[Data entries]
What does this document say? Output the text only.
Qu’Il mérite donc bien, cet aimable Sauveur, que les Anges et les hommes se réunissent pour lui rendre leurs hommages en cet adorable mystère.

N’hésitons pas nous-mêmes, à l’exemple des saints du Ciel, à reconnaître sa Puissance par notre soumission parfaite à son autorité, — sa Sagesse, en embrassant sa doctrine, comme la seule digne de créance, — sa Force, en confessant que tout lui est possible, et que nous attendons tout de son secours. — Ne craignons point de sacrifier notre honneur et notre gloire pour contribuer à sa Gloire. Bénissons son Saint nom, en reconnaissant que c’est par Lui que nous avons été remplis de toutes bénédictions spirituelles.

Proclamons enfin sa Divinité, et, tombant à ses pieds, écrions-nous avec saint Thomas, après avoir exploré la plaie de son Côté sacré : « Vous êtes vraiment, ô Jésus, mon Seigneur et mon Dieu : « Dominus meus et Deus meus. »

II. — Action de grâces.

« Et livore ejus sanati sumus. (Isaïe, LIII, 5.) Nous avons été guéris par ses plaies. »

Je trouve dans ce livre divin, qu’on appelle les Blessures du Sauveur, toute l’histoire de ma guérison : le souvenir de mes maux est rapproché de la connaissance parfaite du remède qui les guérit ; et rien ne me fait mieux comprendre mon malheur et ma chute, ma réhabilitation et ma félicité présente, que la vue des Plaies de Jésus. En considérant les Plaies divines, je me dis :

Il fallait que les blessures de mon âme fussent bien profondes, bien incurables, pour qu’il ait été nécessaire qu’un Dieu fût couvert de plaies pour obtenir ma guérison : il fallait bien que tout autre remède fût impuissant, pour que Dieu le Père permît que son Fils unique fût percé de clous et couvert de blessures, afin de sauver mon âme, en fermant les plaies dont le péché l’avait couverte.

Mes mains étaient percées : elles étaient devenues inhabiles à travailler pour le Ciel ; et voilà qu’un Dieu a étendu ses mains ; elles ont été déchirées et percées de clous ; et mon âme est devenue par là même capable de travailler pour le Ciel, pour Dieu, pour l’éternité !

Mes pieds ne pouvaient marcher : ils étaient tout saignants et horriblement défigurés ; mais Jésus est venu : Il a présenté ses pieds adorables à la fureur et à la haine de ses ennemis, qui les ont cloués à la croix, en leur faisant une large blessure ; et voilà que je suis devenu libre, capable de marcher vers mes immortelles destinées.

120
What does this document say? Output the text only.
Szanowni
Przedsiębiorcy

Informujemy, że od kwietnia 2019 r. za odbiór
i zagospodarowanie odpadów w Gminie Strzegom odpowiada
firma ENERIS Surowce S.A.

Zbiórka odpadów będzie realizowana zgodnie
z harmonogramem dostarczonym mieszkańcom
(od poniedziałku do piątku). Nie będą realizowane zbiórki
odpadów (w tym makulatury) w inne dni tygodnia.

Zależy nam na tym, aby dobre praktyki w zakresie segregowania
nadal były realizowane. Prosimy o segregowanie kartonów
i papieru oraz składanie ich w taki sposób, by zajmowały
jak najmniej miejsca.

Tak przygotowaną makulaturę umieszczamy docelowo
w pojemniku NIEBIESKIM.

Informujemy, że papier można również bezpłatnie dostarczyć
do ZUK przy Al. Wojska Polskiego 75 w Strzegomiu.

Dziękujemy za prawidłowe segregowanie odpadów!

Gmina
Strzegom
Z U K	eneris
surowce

Exercise details:
Among the entries above, identify all lines with "Informujemy" and copy them.

Output:
Informujemy, że od kwietnia 2019 r. za odbiór
Informujemy, że papier można również bezpłatnie dostarczyć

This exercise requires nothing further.